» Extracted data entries
########################################

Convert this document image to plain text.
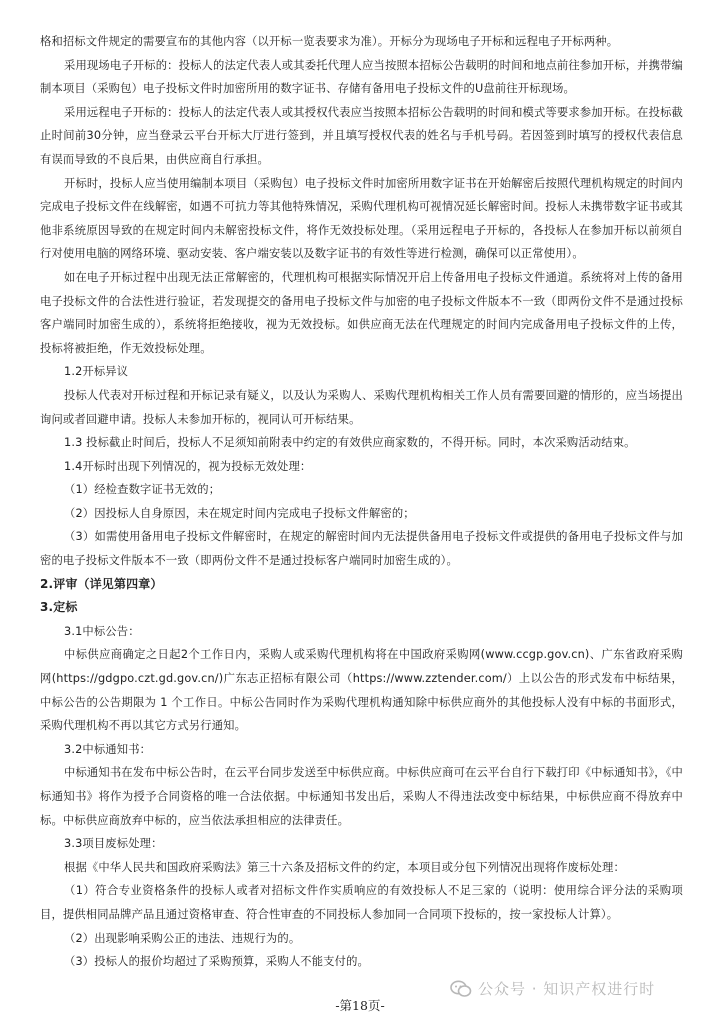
格和招标文件规定的需要宣布的其他内容（以开标一览表要求为准）。开标分为现场电子开标和远程电子开标两种。

采用现场电子开标的：投标人的法定代表人或其委托代理人应当按照本招标公告载明的时间和地点前往参加开标，并携带编制本项目（采购包）电子投标文件时加密所用的数字证书、存储有备用电子投标文件的U盘前往开标现场。

采用远程电子开标的：投标人的法定代表人或其授权代表应当按照本招标公告载明的时间和模式等要求参加开标。在投标截止时间前30分钟，应当登录云平台开标大厅进行签到，并且填写授权代表的姓名与手机号码。若因签到时填写的授权代表信息有误而导致的不良后果，由供应商自行承担。

开标时，投标人应当使用编制本项目（采购包）电子投标文件时加密所用数字证书在开始解密后按照代理机构规定的时间内完成电子投标文件在线解密，如遇不可抗力等其他特殊情况，采购代理机构可视情况延长解密时间。投标人未携带数字证书或其他非系统原因导致的在规定时间内未解密投标文件，将作无效投标处理。（采用远程电子开标的，各投标人在参加开标以前须自行对使用电脑的网络环境、驱动安装、客户端安装以及数字证书的有效性等进行检测，确保可以正常使用）。

如在电子开标过程中出现无法正常解密的，代理机构可根据实际情况开启上传备用电子投标文件通道。系统将对上传的备用电子投标文件的合法性进行验证，若发现提交的备用电子投标文件与加密的电子投标文件版本不一致（即两份文件不是通过投标客户端同时加密生成的），系统将拒绝接收，视为无效投标。如供应商无法在代理规定的时间内完成备用电子投标文件的上传，投标将被拒绝，作无效投标处理。

1.2开标异议

投标人代表对开标过程和开标记录有疑义，以及认为采购人、采购代理机构相关工作人员有需要回避的情形的，应当场提出询问或者回避申请。投标人未参加开标的，视同认可开标结果。

1.3 投标截止时间后，投标人不足须知前附表中约定的有效供应商家数的，不得开标。同时，本次采购活动结束。

1.4开标时出现下列情况的，视为投标无效处理：

（1）经检查数字证书无效的；

（2）因投标人自身原因，未在规定时间内完成电子投标文件解密的；

（3）如需使用备用电子投标文件解密时，在规定的解密时间内无法提供备用电子投标文件或提供的备用电子投标文件与加密的电子投标文件版本不一致（即两份文件不是通过投标客户端同时加密生成的）。

2.评审（详见第四章）

3.定标

3.1中标公告：

中标供应商确定之日起2个工作日内，采购人或采购代理机构将在中国政府采购网(www.ccgp.gov.cn)、广东省政府采购网(https://gdgpo.czt.gd.gov.cn/)广东志正招标有限公司（https://www.zztender.com/）上以公告的形式发布中标结果，中标公告的公告期限为 1 个工作日。中标公告同时作为采购代理机构通知除中标供应商外的其他投标人没有中标的书面形式，采购代理机构不再以其它方式另行通知。

3.2中标通知书：

中标通知书在发布中标公告时，在云平台同步发送至中标供应商。中标供应商可在云平台自行下载打印《中标通知书》，《中标通知书》将作为授予合同资格的唯一合法依据。中标通知书发出后，采购人不得违法改变中标结果，中标供应商不得放弃中标。中标供应商放弃中标的，应当依法承担相应的法律责任。

3.3项目废标处理：

根据《中华人民共和国政府采购法》第三十六条及招标文件的约定，本项目或分包下列情况出现将作废标处理：

（1）符合专业资格条件的投标人或者对招标文件作实质响应的有效投标人不足三家的（说明：使用综合评分法的采购项目，提供相同品牌产品且通过资格审查、符合性审查的不同投标人参加同一合同项下投标的，按一家投标人计算）。

（2）出现影响采购公正的违法、违规行为的。

（3）投标人的报价均超过了采购预算，采购人不能支付的。

公众号 · 知识产权进行时
-第18页-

########################################

Are you able to set down all the lines above exactly, without any pictures?

Convert this document image to plain text.
格和招标文件规定的需要宣布的其他内容（以开标一览表要求为准）。开标分为现场电子开标和远程电子开标两种。

采用现场电子开标的：投标人的法定代表人或其委托代理人应当按照本招标公告载明的时间和地点前往参加开标，并携带编制本项目（采购包）电子投标文件时加密所用的数字证书、存储有备用电子投标文件的U盘前往开标现场。

采用远程电子开标的：投标人的法定代表人或其授权代表应当按照本招标公告载明的时间和模式等要求参加开标。在投标截止时间前30分钟，应当登录云平台开标大厅进行签到，并且填写授权代表的姓名与手机号码。若因签到时填写的授权代表信息有误而导致的不良后果，由供应商自行承担。

开标时，投标人应当使用编制本项目（采购包）电子投标文件时加密所用数字证书在开始解密后按照代理机构规定的时间内完成电子投标文件在线解密，如遇不可抗力等其他特殊情况，采购代理机构可视情况延长解密时间。投标人未携带数字证书或其他非系统原因导致的在规定时间内未解密投标文件，将作无效投标处理。（采用远程电子开标的，各投标人在参加开标以前须自行对使用电脑的网络环境、驱动安装、客户端安装以及数字证书的有效性等进行检测，确保可以正常使用）。

如在电子开标过程中出现无法正常解密的，代理机构可根据实际情况开启上传备用电子投标文件通道。系统将对上传的备用电子投标文件的合法性进行验证，若发现提交的备用电子投标文件与加密的电子投标文件版本不一致（即两份文件不是通过投标客户端同时加密生成的），系统将拒绝接收，视为无效投标。如供应商无法在代理规定的时间内完成备用电子投标文件的上传，投标将被拒绝，作无效投标处理。

1.2开标异议

投标人代表对开标过程和开标记录有疑义，以及认为采购人、采购代理机构相关工作人员有需要回避的情形的，应当场提出询问或者回避申请。投标人未参加开标的，视同认可开标结果。

1.3 投标截止时间后，投标人不足须知前附表中约定的有效供应商家数的，不得开标。同时，本次采购活动结束。

1.4开标时出现下列情况的，视为投标无效处理：

（1）经检查数字证书无效的；

（2）因投标人自身原因，未在规定时间内完成电子投标文件解密的；

（3）如需使用备用电子投标文件解密时，在规定的解密时间内无法提供备用电子投标文件或提供的备用电子投标文件与加密的电子投标文件版本不一致（即两份文件不是通过投标客户端同时加密生成的）。

2.评审（详见第四章）

3.定标

3.1中标公告：

中标供应商确定之日起2个工作日内，采购人或采购代理机构将在中国政府采购网(www.ccgp.gov.cn)、广东省政府采购网(https://gdgpo.czt.gd.gov.cn/)广东志正招标有限公司（https://www.zztender.com/）上以公告的形式发布中标结果，中标公告的公告期限为 1 个工作日。中标公告同时作为采购代理机构通知除中标供应商外的其他投标人没有中标的书面形式，采购代理机构不再以其它方式另行通知。

3.2中标通知书：

中标通知书在发布中标公告时，在云平台同步发送至中标供应商。中标供应商可在云平台自行下载打印《中标通知书》，《中标通知书》将作为授予合同资格的唯一合法依据。中标通知书发出后，采购人不得违法改变中标结果，中标供应商不得放弃中标。中标供应商放弃中标的，应当依法承担相应的法律责任。

3.3项目废标处理：

根据《中华人民共和国政府采购法》第三十六条及招标文件的约定，本项目或分包下列情况出现将作废标处理：

（1）符合专业资格条件的投标人或者对招标文件作实质响应的有效投标人不足三家的（说明：使用综合评分法的采购项目，提供相同品牌产品且通过资格审查、符合性审查的不同投标人参加同一合同项下投标的，按一家投标人计算）。

（2）出现影响采购公正的违法、违规行为的。

（3）投标人的报价均超过了采购预算，采购人不能支付的。

公众号 · 知识产权进行时
-第18页-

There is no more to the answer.